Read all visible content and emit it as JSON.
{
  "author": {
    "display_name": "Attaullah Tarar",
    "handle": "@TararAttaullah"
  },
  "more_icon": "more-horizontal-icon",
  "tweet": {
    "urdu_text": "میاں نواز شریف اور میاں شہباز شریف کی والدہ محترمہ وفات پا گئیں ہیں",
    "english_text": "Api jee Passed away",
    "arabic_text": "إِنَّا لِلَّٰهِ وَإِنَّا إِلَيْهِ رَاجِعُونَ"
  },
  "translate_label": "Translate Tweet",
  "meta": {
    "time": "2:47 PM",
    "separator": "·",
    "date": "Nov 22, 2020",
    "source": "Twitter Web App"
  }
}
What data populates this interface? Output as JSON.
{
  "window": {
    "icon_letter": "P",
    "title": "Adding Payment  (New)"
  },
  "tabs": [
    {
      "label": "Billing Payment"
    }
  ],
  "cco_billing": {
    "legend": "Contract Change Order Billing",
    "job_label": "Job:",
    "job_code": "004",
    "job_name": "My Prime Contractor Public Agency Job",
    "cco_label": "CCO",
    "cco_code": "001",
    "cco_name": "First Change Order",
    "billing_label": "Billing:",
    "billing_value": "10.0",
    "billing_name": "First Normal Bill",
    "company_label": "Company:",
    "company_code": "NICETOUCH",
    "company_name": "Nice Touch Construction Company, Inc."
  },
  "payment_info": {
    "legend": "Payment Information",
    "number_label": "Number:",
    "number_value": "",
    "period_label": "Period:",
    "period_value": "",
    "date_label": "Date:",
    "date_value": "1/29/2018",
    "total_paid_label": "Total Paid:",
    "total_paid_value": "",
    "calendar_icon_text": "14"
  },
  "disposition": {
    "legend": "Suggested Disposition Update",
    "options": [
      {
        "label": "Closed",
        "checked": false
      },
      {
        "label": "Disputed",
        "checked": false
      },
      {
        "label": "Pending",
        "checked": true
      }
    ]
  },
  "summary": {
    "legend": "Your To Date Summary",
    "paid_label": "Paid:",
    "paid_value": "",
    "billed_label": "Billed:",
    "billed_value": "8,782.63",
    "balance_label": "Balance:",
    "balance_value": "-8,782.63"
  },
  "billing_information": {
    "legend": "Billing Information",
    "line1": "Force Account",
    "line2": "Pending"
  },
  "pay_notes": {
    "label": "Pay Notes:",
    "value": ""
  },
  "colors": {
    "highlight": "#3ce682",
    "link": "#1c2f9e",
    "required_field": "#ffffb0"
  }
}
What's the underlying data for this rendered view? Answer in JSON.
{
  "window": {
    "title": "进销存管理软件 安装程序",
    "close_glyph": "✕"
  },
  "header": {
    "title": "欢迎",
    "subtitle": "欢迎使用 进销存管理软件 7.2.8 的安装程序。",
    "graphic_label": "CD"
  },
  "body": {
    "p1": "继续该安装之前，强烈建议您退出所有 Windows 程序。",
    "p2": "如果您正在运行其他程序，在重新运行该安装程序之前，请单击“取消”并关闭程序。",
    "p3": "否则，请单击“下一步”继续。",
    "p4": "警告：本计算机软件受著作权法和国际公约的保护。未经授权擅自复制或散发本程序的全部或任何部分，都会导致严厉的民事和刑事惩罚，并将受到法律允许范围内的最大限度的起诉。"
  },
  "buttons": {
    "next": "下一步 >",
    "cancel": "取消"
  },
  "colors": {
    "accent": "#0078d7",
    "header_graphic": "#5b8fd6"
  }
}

_Short problem_. Your task is to return, exactly and on their own, the lines from the one containing "What's the underlying" through the last line of the listing.

_Exercise solution_.
What's the underlying data for this rendered view? Answer in JSON.
{
  "window": {
    "title": "进销存管理软件 安装程序",
    "close_glyph": "✕"
  },
  "header": {
    "title": "欢迎",
    "subtitle": "欢迎使用 进销存管理软件 7.2.8 的安装程序。",
    "graphic_label": "CD"
  },
  "body": {
    "p1": "继续该安装之前，强烈建议您退出所有 Windows 程序。",
    "p2": "如果您正在运行其他程序，在重新运行该安装程序之前，请单击“取消”并关闭程序。",
    "p3": "否则，请单击“下一步”继续。",
    "p4": "警告：本计算机软件受著作权法和国际公约的保护。未经授权擅自复制或散发本程序的全部或任何部分，都会导致严厉的民事和刑事惩罚，并将受到法律允许范围内的最大限度的起诉。"
  },
  "buttons": {
    "next": "下一步 >",
    "cancel": "取消"
  },
  "colors": {
    "accent": "#0078d7",
    "header_graphic": "#5b8fd6"
  }
}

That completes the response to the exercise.